Task requirements
Write the data below out exactly as it stands. Do not include the pictures.

┌────────

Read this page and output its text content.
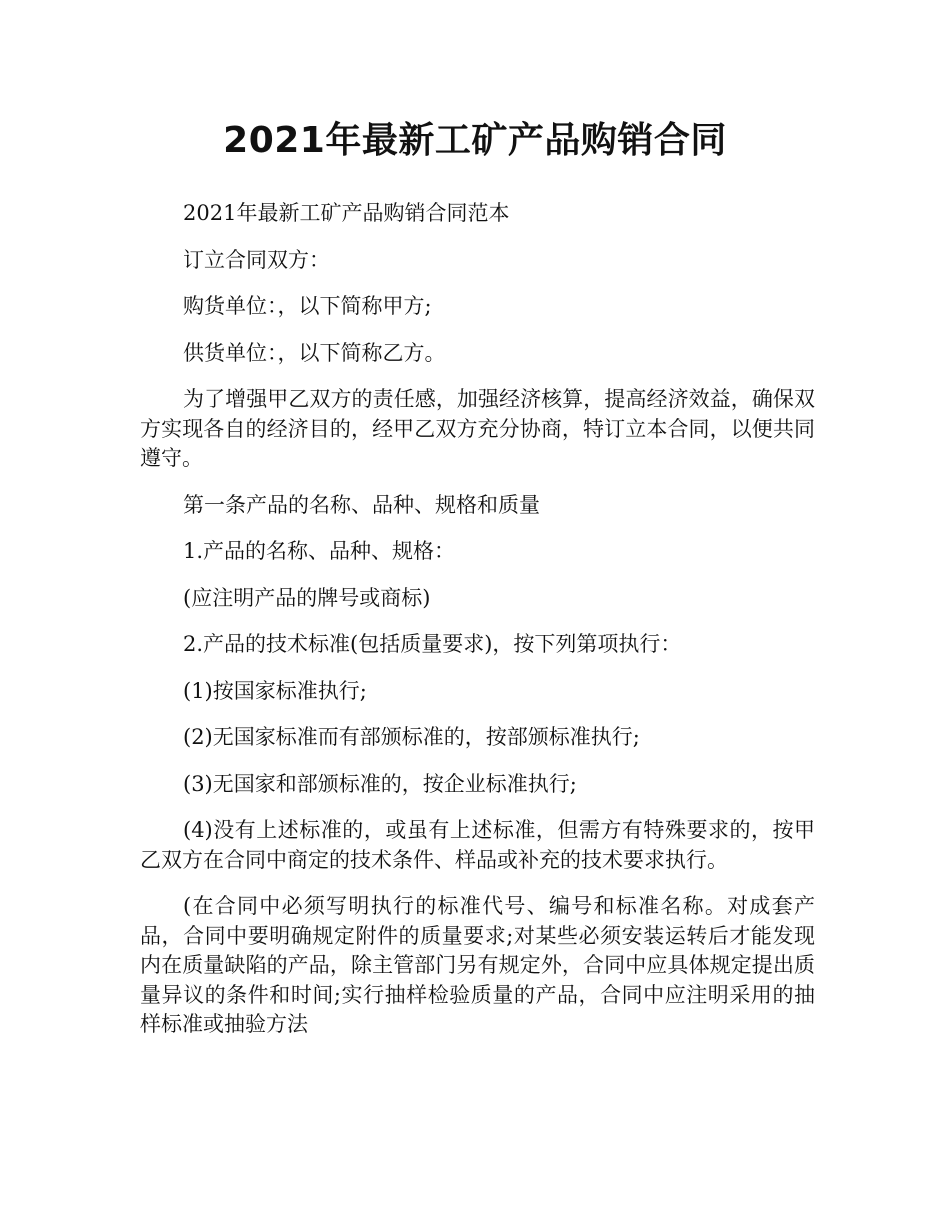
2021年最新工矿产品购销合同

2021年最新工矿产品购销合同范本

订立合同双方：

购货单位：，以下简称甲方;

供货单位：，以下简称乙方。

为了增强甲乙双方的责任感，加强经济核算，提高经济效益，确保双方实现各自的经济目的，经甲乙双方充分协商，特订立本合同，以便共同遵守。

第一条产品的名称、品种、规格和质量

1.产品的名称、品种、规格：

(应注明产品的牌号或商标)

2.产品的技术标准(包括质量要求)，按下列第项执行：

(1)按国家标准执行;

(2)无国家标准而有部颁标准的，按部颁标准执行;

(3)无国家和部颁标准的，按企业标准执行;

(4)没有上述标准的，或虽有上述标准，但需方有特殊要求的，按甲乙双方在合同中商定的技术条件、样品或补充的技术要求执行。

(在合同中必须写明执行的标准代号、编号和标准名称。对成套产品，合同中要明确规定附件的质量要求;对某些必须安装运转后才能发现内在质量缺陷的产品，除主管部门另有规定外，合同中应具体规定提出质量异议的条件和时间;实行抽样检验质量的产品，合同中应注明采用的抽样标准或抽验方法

└────────

Task answer
Read this page and output its text content.
2021年最新工矿产品购销合同

2021年最新工矿产品购销合同范本

订立合同双方：

购货单位：，以下简称甲方;

供货单位：，以下简称乙方。

为了增强甲乙双方的责任感，加强经济核算，提高经济效益，确保双方实现各自的经济目的，经甲乙双方充分协商，特订立本合同，以便共同遵守。

第一条产品的名称、品种、规格和质量

1.产品的名称、品种、规格：

(应注明产品的牌号或商标)

2.产品的技术标准(包括质量要求)，按下列第项执行：

(1)按国家标准执行;

(2)无国家标准而有部颁标准的，按部颁标准执行;

(3)无国家和部颁标准的，按企业标准执行;

(4)没有上述标准的，或虽有上述标准，但需方有特殊要求的，按甲乙双方在合同中商定的技术条件、样品或补充的技术要求执行。

(在合同中必须写明执行的标准代号、编号和标准名称。对成套产品，合同中要明确规定附件的质量要求;对某些必须安装运转后才能发现内在质量缺陷的产品，除主管部门另有规定外，合同中应具体规定提出质量异议的条件和时间;实行抽样检验质量的产品，合同中应注明采用的抽样标准或抽验方法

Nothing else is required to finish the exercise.